What the task asks: Each entry should be quoted word for word, including every mark of punctuation.

Data excerpts:
* * * * *

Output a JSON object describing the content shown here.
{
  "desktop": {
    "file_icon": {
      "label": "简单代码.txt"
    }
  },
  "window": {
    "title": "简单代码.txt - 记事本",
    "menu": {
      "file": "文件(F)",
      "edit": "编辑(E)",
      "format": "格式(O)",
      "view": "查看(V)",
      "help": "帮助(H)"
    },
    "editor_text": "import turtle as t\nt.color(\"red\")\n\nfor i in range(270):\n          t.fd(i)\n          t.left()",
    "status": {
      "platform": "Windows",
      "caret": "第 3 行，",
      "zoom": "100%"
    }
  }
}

* * * * *

Solution to this task:
Output a JSON object describing the content shown here.
{
  "desktop": {
    "file_icon": {
      "label": "简单代码.txt"
    }
  },
  "window": {
    "title": "简单代码.txt - 记事本",
    "menu": {
      "file": "文件(F)",
      "edit": "编辑(E)",
      "format": "格式(O)",
      "view": "查看(V)",
      "help": "帮助(H)"
    },
    "editor_text": "import turtle as t\nt.color(\"red\")\n\nfor i in range(270):\n          t.fd(i)\n          t.left()",
    "status": {
      "platform": "Windows",
      "caret": "第 3 行，",
      "zoom": "100%"
    }
  }
}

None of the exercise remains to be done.